### Instructions to follow
Would you retype all of these records exactly?
************
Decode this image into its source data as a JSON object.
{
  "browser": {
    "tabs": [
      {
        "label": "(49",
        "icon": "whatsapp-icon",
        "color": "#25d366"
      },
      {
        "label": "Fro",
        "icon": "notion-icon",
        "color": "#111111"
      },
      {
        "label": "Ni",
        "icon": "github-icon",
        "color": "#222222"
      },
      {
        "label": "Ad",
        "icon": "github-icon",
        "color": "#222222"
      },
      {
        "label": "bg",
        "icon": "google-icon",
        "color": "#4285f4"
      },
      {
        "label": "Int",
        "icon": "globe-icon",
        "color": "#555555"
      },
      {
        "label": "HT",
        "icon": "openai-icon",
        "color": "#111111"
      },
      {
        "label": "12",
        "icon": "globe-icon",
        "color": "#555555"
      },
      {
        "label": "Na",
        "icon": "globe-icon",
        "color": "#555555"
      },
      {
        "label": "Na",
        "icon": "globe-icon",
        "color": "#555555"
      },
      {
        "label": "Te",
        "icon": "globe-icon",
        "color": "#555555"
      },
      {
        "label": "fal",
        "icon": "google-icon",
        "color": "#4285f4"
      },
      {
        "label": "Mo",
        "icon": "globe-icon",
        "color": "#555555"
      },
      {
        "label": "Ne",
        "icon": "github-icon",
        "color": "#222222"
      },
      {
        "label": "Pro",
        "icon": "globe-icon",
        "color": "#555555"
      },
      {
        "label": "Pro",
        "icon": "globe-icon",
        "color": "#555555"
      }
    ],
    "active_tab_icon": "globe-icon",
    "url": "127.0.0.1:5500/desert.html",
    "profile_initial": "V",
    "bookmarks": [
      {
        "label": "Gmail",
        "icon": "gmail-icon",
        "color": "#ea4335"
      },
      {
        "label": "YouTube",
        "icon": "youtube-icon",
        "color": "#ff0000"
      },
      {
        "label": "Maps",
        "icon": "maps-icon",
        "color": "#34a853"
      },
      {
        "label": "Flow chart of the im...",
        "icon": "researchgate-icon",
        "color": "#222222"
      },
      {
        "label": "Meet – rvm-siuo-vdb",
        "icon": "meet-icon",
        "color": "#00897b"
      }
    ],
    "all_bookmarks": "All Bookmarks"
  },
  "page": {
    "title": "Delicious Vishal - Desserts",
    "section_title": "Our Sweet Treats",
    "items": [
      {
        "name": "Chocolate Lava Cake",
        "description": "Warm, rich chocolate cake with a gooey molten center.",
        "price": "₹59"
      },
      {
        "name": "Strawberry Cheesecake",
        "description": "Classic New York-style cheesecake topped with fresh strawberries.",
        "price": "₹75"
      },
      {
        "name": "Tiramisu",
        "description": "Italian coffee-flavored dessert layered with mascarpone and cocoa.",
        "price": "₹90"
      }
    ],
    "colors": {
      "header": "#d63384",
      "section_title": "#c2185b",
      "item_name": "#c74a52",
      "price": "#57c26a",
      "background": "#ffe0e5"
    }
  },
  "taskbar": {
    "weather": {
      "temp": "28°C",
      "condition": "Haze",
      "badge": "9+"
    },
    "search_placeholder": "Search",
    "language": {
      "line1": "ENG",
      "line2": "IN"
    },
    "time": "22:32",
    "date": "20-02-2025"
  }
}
************
### Problem solution
Decode this image into its source data as a JSON object.
{
  "browser": {
    "tabs": [
      {
        "label": "(49",
        "icon": "whatsapp-icon",
        "color": "#25d366"
      },
      {
        "label": "Fro",
        "icon": "notion-icon",
        "color": "#111111"
      },
      {
        "label": "Ni",
        "icon": "github-icon",
        "color": "#222222"
      },
      {
        "label": "Ad",
        "icon": "github-icon",
        "color": "#222222"
      },
      {
        "label": "bg",
        "icon": "google-icon",
        "color": "#4285f4"
      },
      {
        "label": "Int",
        "icon": "globe-icon",
        "color": "#555555"
      },
      {
        "label": "HT",
        "icon": "openai-icon",
        "color": "#111111"
      },
      {
        "label": "12",
        "icon": "globe-icon",
        "color": "#555555"
      },
      {
        "label": "Na",
        "icon": "globe-icon",
        "color": "#555555"
      },
      {
        "label": "Na",
        "icon": "globe-icon",
        "color": "#555555"
      },
      {
        "label": "Te",
        "icon": "globe-icon",
        "color": "#555555"
      },
      {
        "label": "fal",
        "icon": "google-icon",
        "color": "#4285f4"
      },
      {
        "label": "Mo",
        "icon": "globe-icon",
        "color": "#555555"
      },
      {
        "label": "Ne",
        "icon": "github-icon",
        "color": "#222222"
      },
      {
        "label": "Pro",
        "icon": "globe-icon",
        "color": "#555555"
      },
      {
        "label": "Pro",
        "icon": "globe-icon",
        "color": "#555555"
      }
    ],
    "active_tab_icon": "globe-icon",
    "url": "127.0.0.1:5500/desert.html",
    "profile_initial": "V",
    "bookmarks": [
      {
        "label": "Gmail",
        "icon": "gmail-icon",
        "color": "#ea4335"
      },
      {
        "label": "YouTube",
        "icon": "youtube-icon",
        "color": "#ff0000"
      },
      {
        "label": "Maps",
        "icon": "maps-icon",
        "color": "#34a853"
      },
      {
        "label": "Flow chart of the im...",
        "icon": "researchgate-icon",
        "color": "#222222"
      },
      {
        "label": "Meet – rvm-siuo-vdb",
        "icon": "meet-icon",
        "color": "#00897b"
      }
    ],
    "all_bookmarks": "All Bookmarks"
  },
  "page": {
    "title": "Delicious Vishal - Desserts",
    "section_title": "Our Sweet Treats",
    "items": [
      {
        "name": "Chocolate Lava Cake",
        "description": "Warm, rich chocolate cake with a gooey molten center.",
        "price": "₹59"
      },
      {
        "name": "Strawberry Cheesecake",
        "description": "Classic New York-style cheesecake topped with fresh strawberries.",
        "price": "₹75"
      },
      {
        "name": "Tiramisu",
        "description": "Italian coffee-flavored dessert layered with mascarpone and cocoa.",
        "price": "₹90"
      }
    ],
    "colors": {
      "header": "#d63384",
      "section_title": "#c2185b",
      "item_name": "#c74a52",
      "price": "#57c26a",
      "background": "#ffe0e5"
    }
  },
  "taskbar": {
    "weather": {
      "temp": "28°C",
      "condition": "Haze",
      "badge": "9+"
    },
    "search_placeholder": "Search",
    "language": {
      "line1": "ENG",
      "line2": "IN"
    },
    "time": "22:32",
    "date": "20-02-2025"
  }
}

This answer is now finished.